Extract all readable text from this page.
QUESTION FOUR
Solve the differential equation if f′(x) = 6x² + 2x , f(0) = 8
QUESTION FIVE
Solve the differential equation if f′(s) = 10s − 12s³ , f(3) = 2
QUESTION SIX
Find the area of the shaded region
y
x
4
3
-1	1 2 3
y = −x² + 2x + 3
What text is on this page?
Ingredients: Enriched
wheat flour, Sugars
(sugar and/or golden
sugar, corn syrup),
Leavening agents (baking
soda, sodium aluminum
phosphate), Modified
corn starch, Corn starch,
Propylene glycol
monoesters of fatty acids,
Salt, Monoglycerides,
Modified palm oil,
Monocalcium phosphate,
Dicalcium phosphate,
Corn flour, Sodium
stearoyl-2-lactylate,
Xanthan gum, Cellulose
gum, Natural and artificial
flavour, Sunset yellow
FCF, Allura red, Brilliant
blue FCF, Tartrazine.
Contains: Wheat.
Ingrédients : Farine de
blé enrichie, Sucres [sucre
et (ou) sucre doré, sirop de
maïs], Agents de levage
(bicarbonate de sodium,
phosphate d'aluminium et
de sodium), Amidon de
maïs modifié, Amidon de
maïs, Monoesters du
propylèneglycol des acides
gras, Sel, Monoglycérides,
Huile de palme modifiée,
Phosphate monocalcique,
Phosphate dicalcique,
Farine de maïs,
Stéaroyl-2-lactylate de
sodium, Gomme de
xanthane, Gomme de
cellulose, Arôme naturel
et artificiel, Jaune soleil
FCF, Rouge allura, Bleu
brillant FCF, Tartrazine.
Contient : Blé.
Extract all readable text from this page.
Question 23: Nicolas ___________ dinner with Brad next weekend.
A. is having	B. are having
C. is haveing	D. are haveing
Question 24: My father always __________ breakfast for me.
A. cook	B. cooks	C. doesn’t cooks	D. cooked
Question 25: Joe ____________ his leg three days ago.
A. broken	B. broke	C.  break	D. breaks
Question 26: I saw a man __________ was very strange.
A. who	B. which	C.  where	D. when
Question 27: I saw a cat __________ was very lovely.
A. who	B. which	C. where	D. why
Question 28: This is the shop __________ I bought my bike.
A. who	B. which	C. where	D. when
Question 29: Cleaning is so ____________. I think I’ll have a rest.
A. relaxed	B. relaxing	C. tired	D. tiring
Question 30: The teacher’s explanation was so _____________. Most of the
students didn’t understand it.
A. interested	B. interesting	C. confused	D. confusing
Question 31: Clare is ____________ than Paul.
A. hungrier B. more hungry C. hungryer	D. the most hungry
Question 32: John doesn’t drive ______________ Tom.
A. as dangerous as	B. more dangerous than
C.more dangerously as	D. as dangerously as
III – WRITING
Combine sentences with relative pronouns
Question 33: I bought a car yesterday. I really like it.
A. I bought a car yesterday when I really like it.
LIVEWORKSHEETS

> Exercise prompt:
Restate the whole of the material exactly.

> Full answer:
Extract all readable text from this page.
QUESTION FOUR
Solve the differential equation if f′(x) = 6x² + 2x , f(0) = 8
QUESTION FIVE
Solve the differential equation if f′(s) = 10s − 12s³ , f(3) = 2
QUESTION SIX
Find the area of the shaded region
y
x
4
3
-1	1 2 3
y = −x² + 2x + 3
What text is on this page?
Ingredients: Enriched
wheat flour, Sugars
(sugar and/or golden
sugar, corn syrup),
Leavening agents (baking
soda, sodium aluminum
phosphate), Modified
corn starch, Corn starch,
Propylene glycol
monoesters of fatty acids,
Salt, Monoglycerides,
Modified palm oil,
Monocalcium phosphate,
Dicalcium phosphate,
Corn flour, Sodium
stearoyl-2-lactylate,
Xanthan gum, Cellulose
gum, Natural and artificial
flavour, Sunset yellow
FCF, Allura red, Brilliant
blue FCF, Tartrazine.
Contains: Wheat.
Ingrédients : Farine de
blé enrichie, Sucres [sucre
et (ou) sucre doré, sirop de
maïs], Agents de levage
(bicarbonate de sodium,
phosphate d'aluminium et
de sodium), Amidon de
maïs modifié, Amidon de
maïs, Monoesters du
propylèneglycol des acides
gras, Sel, Monoglycérides,
Huile de palme modifiée,
Phosphate monocalcique,
Phosphate dicalcique,
Farine de maïs,
Stéaroyl-2-lactylate de
sodium, Gomme de
xanthane, Gomme de
cellulose, Arôme naturel
et artificiel, Jaune soleil
FCF, Rouge allura, Bleu
brillant FCF, Tartrazine.
Contient : Blé.
Extract all readable text from this page.
Question 23: Nicolas ___________ dinner with Brad next weekend.
A. is having	B. are having
C. is haveing	D. are haveing
Question 24: My father always __________ breakfast for me.
A. cook	B. cooks	C. doesn’t cooks	D. cooked
Question 25: Joe ____________ his leg three days ago.
A. broken	B. broke	C.  break	D. breaks
Question 26: I saw a man __________ was very strange.
A. who	B. which	C.  where	D. when
Question 27: I saw a cat __________ was very lovely.
A. who	B. which	C. where	D. why
Question 28: This is the shop __________ I bought my bike.
A. who	B. which	C. where	D. when
Question 29: Cleaning is so ____________. I think I’ll have a rest.
A. relaxed	B. relaxing	C. tired	D. tiring
Question 30: The teacher’s explanation was so _____________. Most of the
students didn’t understand it.
A. interested	B. interesting	C. confused	D. confusing
Question 31: Clare is ____________ than Paul.
A. hungrier B. more hungry C. hungryer	D. the most hungry
Question 32: John doesn’t drive ______________ Tom.
A. as dangerous as	B. more dangerous than
C.more dangerously as	D. as dangerously as
III – WRITING
Combine sentences with relative pronouns
Question 33: I bought a car yesterday. I really like it.
A. I bought a car yesterday when I really like it.
LIVEWORKSHEETS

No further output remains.